◆ **WRITTEN TASK**
Output the material beneath this task exactly, images excluded.

** BEGIN DATA EXCERPTS **

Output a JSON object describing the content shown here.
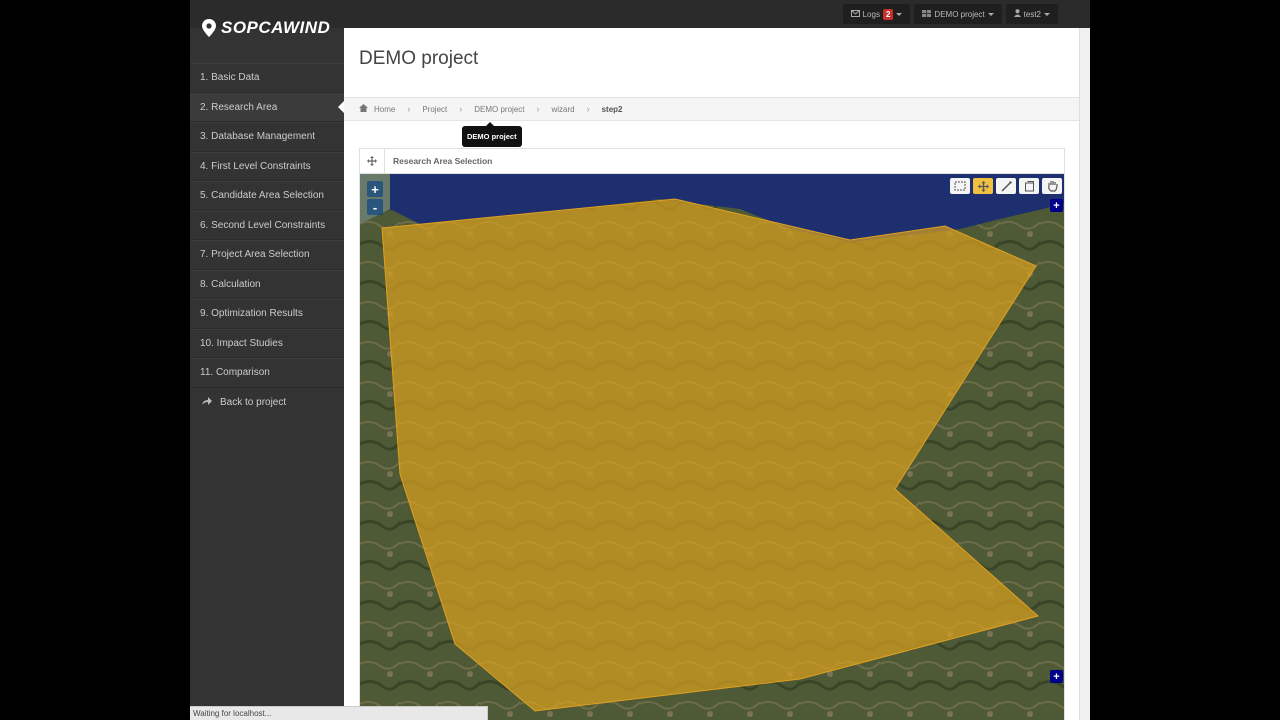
{
  "brand": {
    "name": "SOPCAWIND"
  },
  "navbar": {
    "logs_label": "Logs",
    "logs_count": "2",
    "project_label": "DEMO project",
    "user_label": "test2"
  },
  "sidebar": {
    "items": [
      {
        "label": "1. Basic Data"
      },
      {
        "label": "2. Research Area"
      },
      {
        "label": "3. Database Management"
      },
      {
        "label": "4. First Level Constraints"
      },
      {
        "label": "5. Candidate Area Selection"
      },
      {
        "label": "6. Second Level Constraints"
      },
      {
        "label": "7. Project Area Selection"
      },
      {
        "label": "8. Calculation"
      },
      {
        "label": "9. Optimization Results"
      },
      {
        "label": "10. Impact Studies"
      },
      {
        "label": "11. Comparison"
      }
    ],
    "back_label": "Back to project"
  },
  "page": {
    "title": "DEMO project"
  },
  "breadcrumb": {
    "items": [
      "Home",
      "Project",
      "DEMO project",
      "wizard",
      "step2"
    ]
  },
  "tooltip": {
    "text": "DEMO project"
  },
  "panel": {
    "title": "Research Area Selection"
  },
  "map": {
    "zoom_in": "+",
    "zoom_out": "-",
    "polygon_fill": "#d8a020",
    "tools": [
      "select-area-icon",
      "move-icon",
      "draw-icon",
      "modify-icon",
      "pan-hand-icon"
    ],
    "active_tool": "move-icon"
  },
  "status": {
    "text": "Waiting for localhost..."
  },
  "colors": {
    "sidebar_bg": "#333333",
    "navbar_bg": "#2b2b2b",
    "badge": "#c9302c"
  }
}
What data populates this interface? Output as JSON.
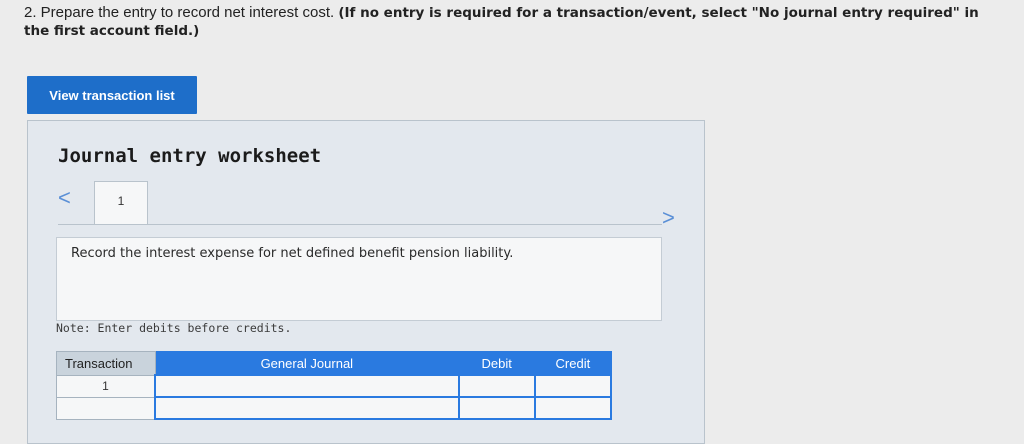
{
  "question": {
    "text_normal": "2. Prepare the entry to record net interest cost. ",
    "text_bold": "(If no entry is required for a transaction/event, select \"No journal entry required\" in the first account field.)"
  },
  "view_button_label": "View transaction list",
  "worksheet": {
    "title": "Journal entry worksheet",
    "prev_icon": "<",
    "next_icon": ">",
    "tabs": [
      {
        "label": "1"
      }
    ],
    "description": "Record the interest expense for net defined benefit pension liability.",
    "note": "Note: Enter debits before credits."
  },
  "table": {
    "headers": {
      "transaction": "Transaction",
      "general_journal": "General Journal",
      "debit": "Debit",
      "credit": "Credit"
    },
    "rows": [
      {
        "transaction": "1",
        "general_journal": "",
        "debit": "",
        "credit": ""
      },
      {
        "transaction": "",
        "general_journal": "",
        "debit": "",
        "credit": ""
      }
    ]
  },
  "colors": {
    "accent": "#2a7ae0",
    "button": "#1e6ec9",
    "worksheet_bg": "#e3e8ee"
  }
}
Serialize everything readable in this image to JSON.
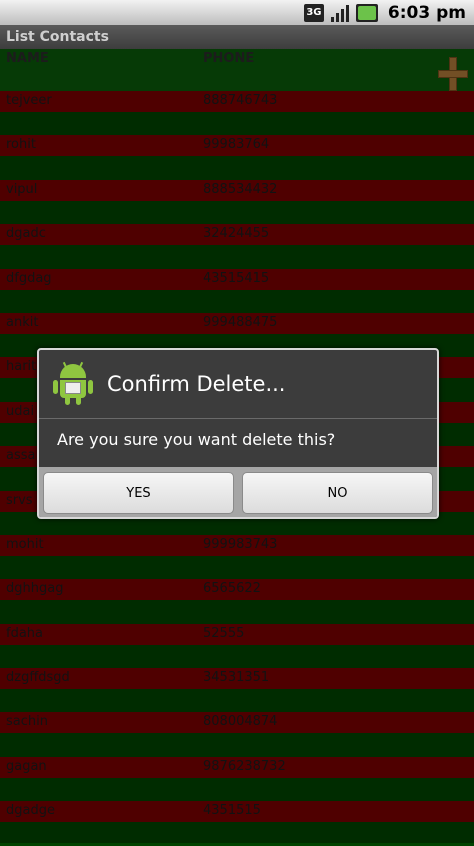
{
  "status_bar": {
    "network_label": "3G",
    "time": "6:03 pm"
  },
  "app": {
    "title": "List Contacts"
  },
  "header": {
    "name_label": "NAME",
    "phone_label": "PHONE",
    "add_icon": "plus-icon"
  },
  "contacts": [
    {
      "name": "tejveer",
      "phone": "888746743"
    },
    {
      "name": "rohit",
      "phone": "99983764"
    },
    {
      "name": "vipul",
      "phone": "888534432"
    },
    {
      "name": "dgadc",
      "phone": "32424455"
    },
    {
      "name": "dfgdag",
      "phone": "43515415"
    },
    {
      "name": "ankit",
      "phone": "999488475"
    },
    {
      "name": "harit",
      "phone": ""
    },
    {
      "name": "udai",
      "phone": ""
    },
    {
      "name": "assa",
      "phone": ""
    },
    {
      "name": "srvs",
      "phone": ""
    },
    {
      "name": "mohit",
      "phone": "999983743"
    },
    {
      "name": "dghhgag",
      "phone": "6565622"
    },
    {
      "name": "fdaha",
      "phone": "52555"
    },
    {
      "name": "dzgffdsgd",
      "phone": "34531351"
    },
    {
      "name": "sachin",
      "phone": "808004874"
    },
    {
      "name": "gagan",
      "phone": "9876238732"
    },
    {
      "name": "dgadge",
      "phone": "4351515"
    }
  ],
  "dialog": {
    "icon": "android-icon",
    "title": "Confirm Delete...",
    "message": "Are you sure you want delete this?",
    "yes_label": "YES",
    "no_label": "NO"
  },
  "colors": {
    "row_red": "#7a0000",
    "row_green": "#004400",
    "icon_plus": "#b07a3a",
    "android_green": "#8fc640"
  }
}
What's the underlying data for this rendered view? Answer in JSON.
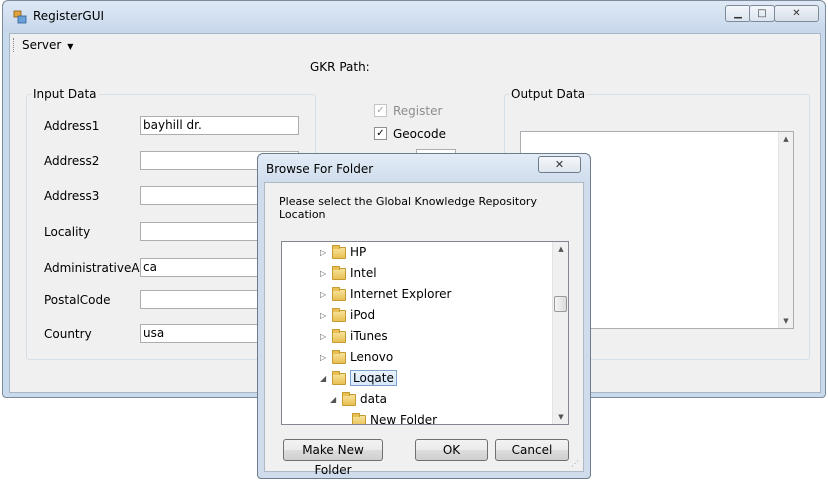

** END DATA EXCERPTS **

◆ **EXPECTED ANSWER**
Output a JSON object describing the content shown here.
{
  "brand": {
    "name": "SOPCAWIND"
  },
  "navbar": {
    "logs_label": "Logs",
    "logs_count": "2",
    "project_label": "DEMO project",
    "user_label": "test2"
  },
  "sidebar": {
    "items": [
      {
        "label": "1. Basic Data"
      },
      {
        "label": "2. Research Area"
      },
      {
        "label": "3. Database Management"
      },
      {
        "label": "4. First Level Constraints"
      },
      {
        "label": "5. Candidate Area Selection"
      },
      {
        "label": "6. Second Level Constraints"
      },
      {
        "label": "7. Project Area Selection"
      },
      {
        "label": "8. Calculation"
      },
      {
        "label": "9. Optimization Results"
      },
      {
        "label": "10. Impact Studies"
      },
      {
        "label": "11. Comparison"
      }
    ],
    "back_label": "Back to project"
  },
  "page": {
    "title": "DEMO project"
  },
  "breadcrumb": {
    "items": [
      "Home",
      "Project",
      "DEMO project",
      "wizard",
      "step2"
    ]
  },
  "tooltip": {
    "text": "DEMO project"
  },
  "panel": {
    "title": "Research Area Selection"
  },
  "map": {
    "zoom_in": "+",
    "zoom_out": "-",
    "polygon_fill": "#d8a020",
    "tools": [
      "select-area-icon",
      "move-icon",
      "draw-icon",
      "modify-icon",
      "pan-hand-icon"
    ],
    "active_tool": "move-icon"
  },
  "status": {
    "text": "Waiting for localhost..."
  },
  "colors": {
    "sidebar_bg": "#333333",
    "navbar_bg": "#2b2b2b",
    "badge": "#c9302c"
  }
}
What data populates this interface? Output as JSON.
{
  "question": {
    "text_normal": "2. Prepare the entry to record net interest cost. ",
    "text_bold": "(If no entry is required for a transaction/event, select \"No journal entry required\" in the first account field.)"
  },
  "view_button_label": "View transaction list",
  "worksheet": {
    "title": "Journal entry worksheet",
    "prev_icon": "<",
    "next_icon": ">",
    "tabs": [
      {
        "label": "1"
      }
    ],
    "description": "Record the interest expense for net defined benefit pension liability.",
    "note": "Note: Enter debits before credits."
  },
  "table": {
    "headers": {
      "transaction": "Transaction",
      "general_journal": "General Journal",
      "debit": "Debit",
      "credit": "Credit"
    },
    "rows": [
      {
        "transaction": "1",
        "general_journal": "",
        "debit": "",
        "credit": ""
      },
      {
        "transaction": "",
        "general_journal": "",
        "debit": "",
        "credit": ""
      }
    ]
  },
  "colors": {
    "accent": "#2a7ae0",
    "button": "#1e6ec9",
    "worksheet_bg": "#e3e8ee"
  }
}
Serialize everything readable in this image to JSON.
{
  "status_bar": {
    "network_label": "3G",
    "time": "6:03 pm"
  },
  "app": {
    "title": "List Contacts"
  },
  "header": {
    "name_label": "NAME",
    "phone_label": "PHONE",
    "add_icon": "plus-icon"
  },
  "contacts": [
    {
      "name": "tejveer",
      "phone": "888746743"
    },
    {
      "name": "rohit",
      "phone": "99983764"
    },
    {
      "name": "vipul",
      "phone": "888534432"
    },
    {
      "name": "dgadc",
      "phone": "32424455"
    },
    {
      "name": "dfgdag",
      "phone": "43515415"
    },
    {
      "name": "ankit",
      "phone": "999488475"
    },
    {
      "name": "harit",
      "phone": ""
    },
    {
      "name": "udai",
      "phone": ""
    },
    {
      "name": "assa",
      "phone": ""
    },
    {
      "name": "srvs",
      "phone": ""
    },
    {
      "name": "mohit",
      "phone": "999983743"
    },
    {
      "name": "dghhgag",
      "phone": "6565622"
    },
    {
      "name": "fdaha",
      "phone": "52555"
    },
    {
      "name": "dzgffdsgd",
      "phone": "34531351"
    },
    {
      "name": "sachin",
      "phone": "808004874"
    },
    {
      "name": "gagan",
      "phone": "9876238732"
    },
    {
      "name": "dgadge",
      "phone": "4351515"
    }
  ],
  "dialog": {
    "icon": "android-icon",
    "title": "Confirm Delete...",
    "message": "Are you sure you want delete this?",
    "yes_label": "YES",
    "no_label": "NO"
  },
  "colors": {
    "row_red": "#7a0000",
    "row_green": "#004400",
    "icon_plus": "#b07a3a",
    "android_green": "#8fc640"
  }
}
What's the underlying data for this rendered view? Answer in JSON.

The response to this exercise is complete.